Stored entries:
* begin *
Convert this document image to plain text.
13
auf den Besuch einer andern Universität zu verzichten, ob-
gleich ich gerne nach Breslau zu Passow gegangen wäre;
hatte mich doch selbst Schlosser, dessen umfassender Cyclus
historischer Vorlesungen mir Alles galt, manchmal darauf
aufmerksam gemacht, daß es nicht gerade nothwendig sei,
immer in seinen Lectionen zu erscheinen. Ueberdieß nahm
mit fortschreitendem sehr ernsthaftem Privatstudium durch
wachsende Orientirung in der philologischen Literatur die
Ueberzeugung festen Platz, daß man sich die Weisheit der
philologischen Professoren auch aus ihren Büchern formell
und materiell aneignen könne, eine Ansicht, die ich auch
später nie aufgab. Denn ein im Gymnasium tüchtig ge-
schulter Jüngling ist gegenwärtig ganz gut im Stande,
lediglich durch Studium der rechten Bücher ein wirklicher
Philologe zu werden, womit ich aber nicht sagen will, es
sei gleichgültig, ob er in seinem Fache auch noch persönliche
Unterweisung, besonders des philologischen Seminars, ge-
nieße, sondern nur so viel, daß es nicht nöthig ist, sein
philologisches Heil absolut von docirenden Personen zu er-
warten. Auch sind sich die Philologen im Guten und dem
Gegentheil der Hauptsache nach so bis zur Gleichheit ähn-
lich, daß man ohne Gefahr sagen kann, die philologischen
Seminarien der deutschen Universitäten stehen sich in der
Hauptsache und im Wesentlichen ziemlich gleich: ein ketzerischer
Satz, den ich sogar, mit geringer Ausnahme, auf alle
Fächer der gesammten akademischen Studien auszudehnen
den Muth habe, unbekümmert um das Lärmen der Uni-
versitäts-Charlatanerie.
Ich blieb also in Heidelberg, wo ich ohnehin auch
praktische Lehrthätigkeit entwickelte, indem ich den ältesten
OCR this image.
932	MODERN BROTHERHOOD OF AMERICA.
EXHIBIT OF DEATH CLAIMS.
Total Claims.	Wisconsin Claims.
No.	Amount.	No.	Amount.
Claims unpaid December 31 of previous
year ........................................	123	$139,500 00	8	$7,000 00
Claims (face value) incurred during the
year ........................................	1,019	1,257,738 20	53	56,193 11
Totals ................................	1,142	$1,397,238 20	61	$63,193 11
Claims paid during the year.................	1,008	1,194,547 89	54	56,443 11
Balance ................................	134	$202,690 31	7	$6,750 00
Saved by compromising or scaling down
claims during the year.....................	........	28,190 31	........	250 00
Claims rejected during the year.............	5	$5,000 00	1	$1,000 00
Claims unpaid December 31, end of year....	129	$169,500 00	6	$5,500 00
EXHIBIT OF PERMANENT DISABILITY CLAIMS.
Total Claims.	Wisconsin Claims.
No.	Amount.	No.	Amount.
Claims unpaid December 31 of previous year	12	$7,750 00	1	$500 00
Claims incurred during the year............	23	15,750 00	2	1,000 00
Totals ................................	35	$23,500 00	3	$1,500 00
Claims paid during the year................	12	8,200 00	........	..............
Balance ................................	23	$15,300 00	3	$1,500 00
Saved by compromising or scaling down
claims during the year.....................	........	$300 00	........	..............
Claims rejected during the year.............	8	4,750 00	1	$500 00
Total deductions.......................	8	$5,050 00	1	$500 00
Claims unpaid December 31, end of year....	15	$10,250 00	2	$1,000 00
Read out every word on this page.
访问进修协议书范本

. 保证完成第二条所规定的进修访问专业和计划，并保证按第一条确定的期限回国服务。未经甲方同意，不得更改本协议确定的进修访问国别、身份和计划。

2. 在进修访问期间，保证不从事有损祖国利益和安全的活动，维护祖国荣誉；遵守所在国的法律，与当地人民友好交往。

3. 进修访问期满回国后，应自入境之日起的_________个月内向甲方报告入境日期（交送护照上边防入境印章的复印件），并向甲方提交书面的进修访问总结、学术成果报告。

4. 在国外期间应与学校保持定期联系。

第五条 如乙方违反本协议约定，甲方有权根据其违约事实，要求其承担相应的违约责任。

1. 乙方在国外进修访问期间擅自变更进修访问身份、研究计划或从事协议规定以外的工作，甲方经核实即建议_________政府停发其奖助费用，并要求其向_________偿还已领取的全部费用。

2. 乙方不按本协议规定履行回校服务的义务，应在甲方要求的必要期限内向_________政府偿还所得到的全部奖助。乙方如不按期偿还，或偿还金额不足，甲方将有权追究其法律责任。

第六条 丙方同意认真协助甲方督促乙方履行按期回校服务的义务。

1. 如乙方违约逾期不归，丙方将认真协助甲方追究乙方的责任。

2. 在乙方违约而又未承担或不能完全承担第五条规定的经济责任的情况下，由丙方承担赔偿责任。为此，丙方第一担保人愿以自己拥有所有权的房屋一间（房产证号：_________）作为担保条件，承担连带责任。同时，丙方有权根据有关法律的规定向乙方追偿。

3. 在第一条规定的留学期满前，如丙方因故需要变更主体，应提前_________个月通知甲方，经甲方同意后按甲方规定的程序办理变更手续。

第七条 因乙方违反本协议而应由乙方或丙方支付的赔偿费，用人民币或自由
* end *
→ REQUIREMENTS
Output all of the material exactly as written.

→ TASK RESPONSE
Convert this document image to plain text.
13
auf den Besuch einer andern Universität zu verzichten, ob-
gleich ich gerne nach Breslau zu Passow gegangen wäre;
hatte mich doch selbst Schlosser, dessen umfassender Cyclus
historischer Vorlesungen mir Alles galt, manchmal darauf
aufmerksam gemacht, daß es nicht gerade nothwendig sei,
immer in seinen Lectionen zu erscheinen. Ueberdieß nahm
mit fortschreitendem sehr ernsthaftem Privatstudium durch
wachsende Orientirung in der philologischen Literatur die
Ueberzeugung festen Platz, daß man sich die Weisheit der
philologischen Professoren auch aus ihren Büchern formell
und materiell aneignen könne, eine Ansicht, die ich auch
später nie aufgab. Denn ein im Gymnasium tüchtig ge-
schulter Jüngling ist gegenwärtig ganz gut im Stande,
lediglich durch Studium der rechten Bücher ein wirklicher
Philologe zu werden, womit ich aber nicht sagen will, es
sei gleichgültig, ob er in seinem Fache auch noch persönliche
Unterweisung, besonders des philologischen Seminars, ge-
nieße, sondern nur so viel, daß es nicht nöthig ist, sein
philologisches Heil absolut von docirenden Personen zu er-
warten. Auch sind sich die Philologen im Guten und dem
Gegentheil der Hauptsache nach so bis zur Gleichheit ähn-
lich, daß man ohne Gefahr sagen kann, die philologischen
Seminarien der deutschen Universitäten stehen sich in der
Hauptsache und im Wesentlichen ziemlich gleich: ein ketzerischer
Satz, den ich sogar, mit geringer Ausnahme, auf alle
Fächer der gesammten akademischen Studien auszudehnen
den Muth habe, unbekümmert um das Lärmen der Uni-
versitäts-Charlatanerie.
Ich blieb also in Heidelberg, wo ich ohnehin auch
praktische Lehrthätigkeit entwickelte, indem ich den ältesten
OCR this image.
932	MODERN BROTHERHOOD OF AMERICA.
EXHIBIT OF DEATH CLAIMS.
Total Claims.	Wisconsin Claims.
No.	Amount.	No.	Amount.
Claims unpaid December 31 of previous
year ........................................	123	$139,500 00	8	$7,000 00
Claims (face value) incurred during the
year ........................................	1,019	1,257,738 20	53	56,193 11
Totals ................................	1,142	$1,397,238 20	61	$63,193 11
Claims paid during the year.................	1,008	1,194,547 89	54	56,443 11
Balance ................................	134	$202,690 31	7	$6,750 00
Saved by compromising or scaling down
claims during the year.....................	........	28,190 31	........	250 00
Claims rejected during the year.............	5	$5,000 00	1	$1,000 00
Claims unpaid December 31, end of year....	129	$169,500 00	6	$5,500 00
EXHIBIT OF PERMANENT DISABILITY CLAIMS.
Total Claims.	Wisconsin Claims.
No.	Amount.	No.	Amount.
Claims unpaid December 31 of previous year	12	$7,750 00	1	$500 00
Claims incurred during the year............	23	15,750 00	2	1,000 00
Totals ................................	35	$23,500 00	3	$1,500 00
Claims paid during the year................	12	8,200 00	........	..............
Balance ................................	23	$15,300 00	3	$1,500 00
Saved by compromising or scaling down
claims during the year.....................	........	$300 00	........	..............
Claims rejected during the year.............	8	4,750 00	1	$500 00
Total deductions.......................	8	$5,050 00	1	$500 00
Claims unpaid December 31, end of year....	15	$10,250 00	2	$1,000 00
Read out every word on this page.
访问进修协议书范本

. 保证完成第二条所规定的进修访问专业和计划，并保证按第一条确定的期限回国服务。未经甲方同意，不得更改本协议确定的进修访问国别、身份和计划。

2. 在进修访问期间，保证不从事有损祖国利益和安全的活动，维护祖国荣誉；遵守所在国的法律，与当地人民友好交往。

3. 进修访问期满回国后，应自入境之日起的_________个月内向甲方报告入境日期（交送护照上边防入境印章的复印件），并向甲方提交书面的进修访问总结、学术成果报告。

4. 在国外期间应与学校保持定期联系。

第五条 如乙方违反本协议约定，甲方有权根据其违约事实，要求其承担相应的违约责任。

1. 乙方在国外进修访问期间擅自变更进修访问身份、研究计划或从事协议规定以外的工作，甲方经核实即建议_________政府停发其奖助费用，并要求其向_________偿还已领取的全部费用。

2. 乙方不按本协议规定履行回校服务的义务，应在甲方要求的必要期限内向_________政府偿还所得到的全部奖助。乙方如不按期偿还，或偿还金额不足，甲方将有权追究其法律责任。

第六条 丙方同意认真协助甲方督促乙方履行按期回校服务的义务。

1. 如乙方违约逾期不归，丙方将认真协助甲方追究乙方的责任。

2. 在乙方违约而又未承担或不能完全承担第五条规定的经济责任的情况下，由丙方承担赔偿责任。为此，丙方第一担保人愿以自己拥有所有权的房屋一间（房产证号：_________）作为担保条件，承担连带责任。同时，丙方有权根据有关法律的规定向乙方追偿。

3. 在第一条规定的留学期满前，如丙方因故需要变更主体，应提前_________个月通知甲方，经甲方同意后按甲方规定的程序办理变更手续。

第七条 因乙方违反本协议而应由乙方或丙方支付的赔偿费，用人民币或自由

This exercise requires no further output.